# EXERCISE DIRECTIONS
Below is a block of records. Copy every line in it that contains the word "colchique".

# RECORD EXTRACTS
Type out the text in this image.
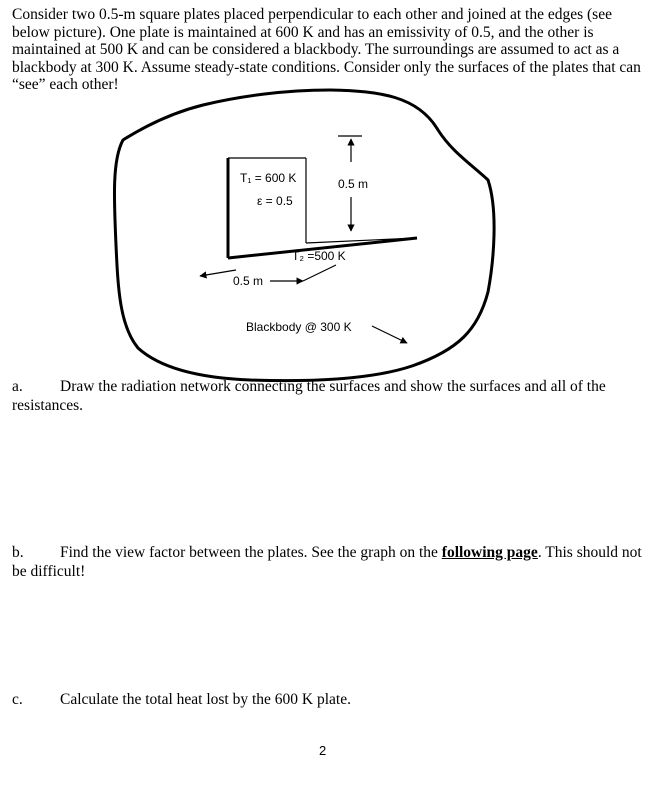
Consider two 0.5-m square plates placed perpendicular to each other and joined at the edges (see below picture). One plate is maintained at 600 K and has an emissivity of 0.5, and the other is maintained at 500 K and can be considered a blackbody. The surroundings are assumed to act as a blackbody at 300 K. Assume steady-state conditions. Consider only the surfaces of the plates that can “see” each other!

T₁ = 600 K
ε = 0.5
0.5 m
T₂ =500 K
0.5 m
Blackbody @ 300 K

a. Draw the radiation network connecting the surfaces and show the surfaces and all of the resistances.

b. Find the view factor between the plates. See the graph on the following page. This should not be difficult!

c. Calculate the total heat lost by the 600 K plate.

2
...
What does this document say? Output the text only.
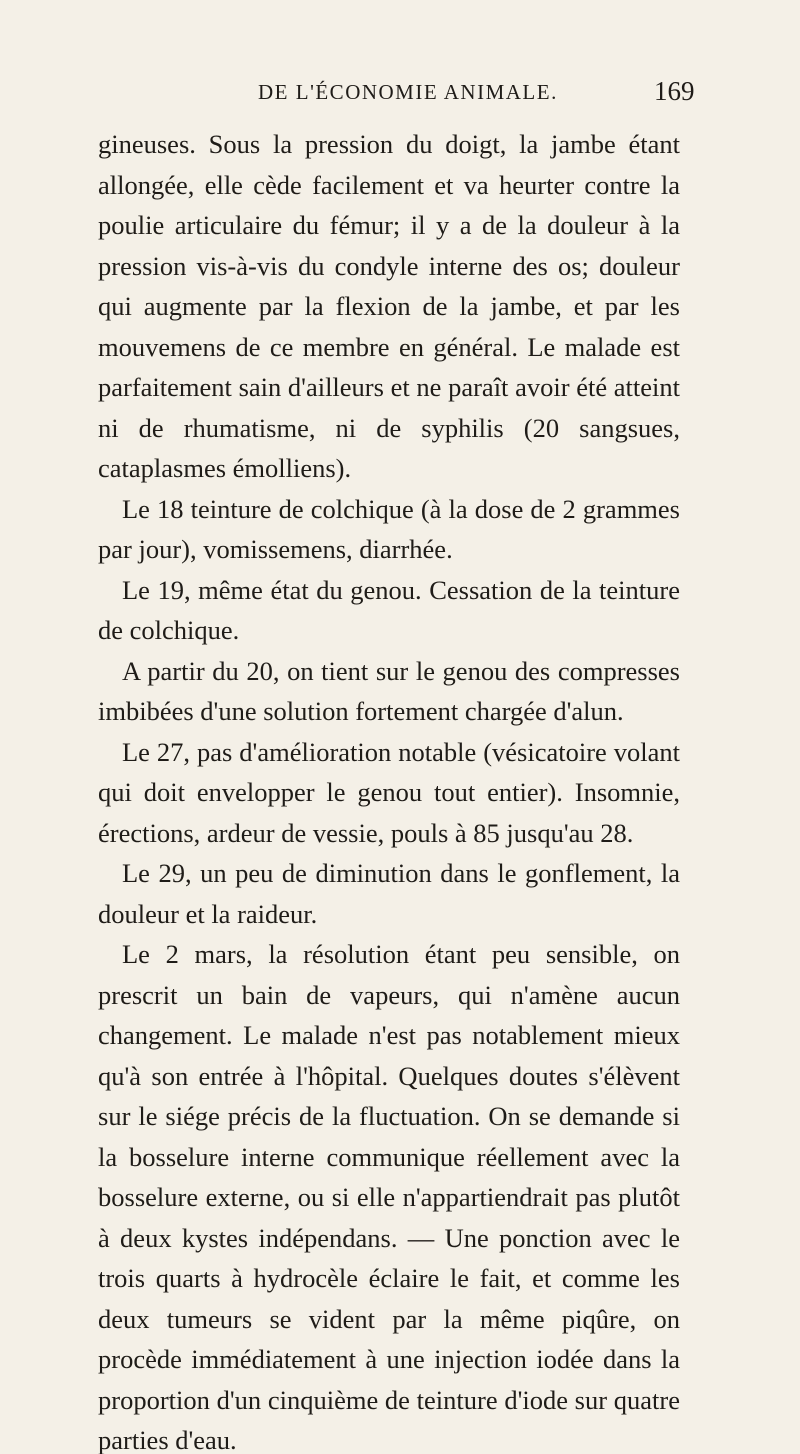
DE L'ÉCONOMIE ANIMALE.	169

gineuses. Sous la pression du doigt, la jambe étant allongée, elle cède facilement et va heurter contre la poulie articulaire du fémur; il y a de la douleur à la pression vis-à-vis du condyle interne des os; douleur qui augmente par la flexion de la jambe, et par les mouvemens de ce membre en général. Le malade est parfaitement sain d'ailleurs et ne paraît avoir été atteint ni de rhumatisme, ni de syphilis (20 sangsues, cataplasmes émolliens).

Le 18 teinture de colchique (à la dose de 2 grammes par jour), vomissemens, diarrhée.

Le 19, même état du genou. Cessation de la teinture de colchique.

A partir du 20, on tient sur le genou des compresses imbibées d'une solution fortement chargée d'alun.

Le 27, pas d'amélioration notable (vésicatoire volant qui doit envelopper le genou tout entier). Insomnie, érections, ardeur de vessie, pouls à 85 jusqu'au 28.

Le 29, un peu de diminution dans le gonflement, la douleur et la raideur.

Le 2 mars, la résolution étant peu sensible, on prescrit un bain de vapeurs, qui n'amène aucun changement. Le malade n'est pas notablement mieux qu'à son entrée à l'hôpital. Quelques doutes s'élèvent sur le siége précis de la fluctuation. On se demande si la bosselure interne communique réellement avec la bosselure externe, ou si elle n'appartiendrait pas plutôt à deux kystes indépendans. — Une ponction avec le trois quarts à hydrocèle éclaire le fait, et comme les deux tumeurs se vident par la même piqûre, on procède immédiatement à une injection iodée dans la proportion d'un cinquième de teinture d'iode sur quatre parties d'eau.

# EXERCISE RESULT
Le 18 teinture de colchique (à la dose de 2 grammes par jour), vomissemens, diarrhée.
Le 19, même état du genou. Cessation de la teinture de colchique.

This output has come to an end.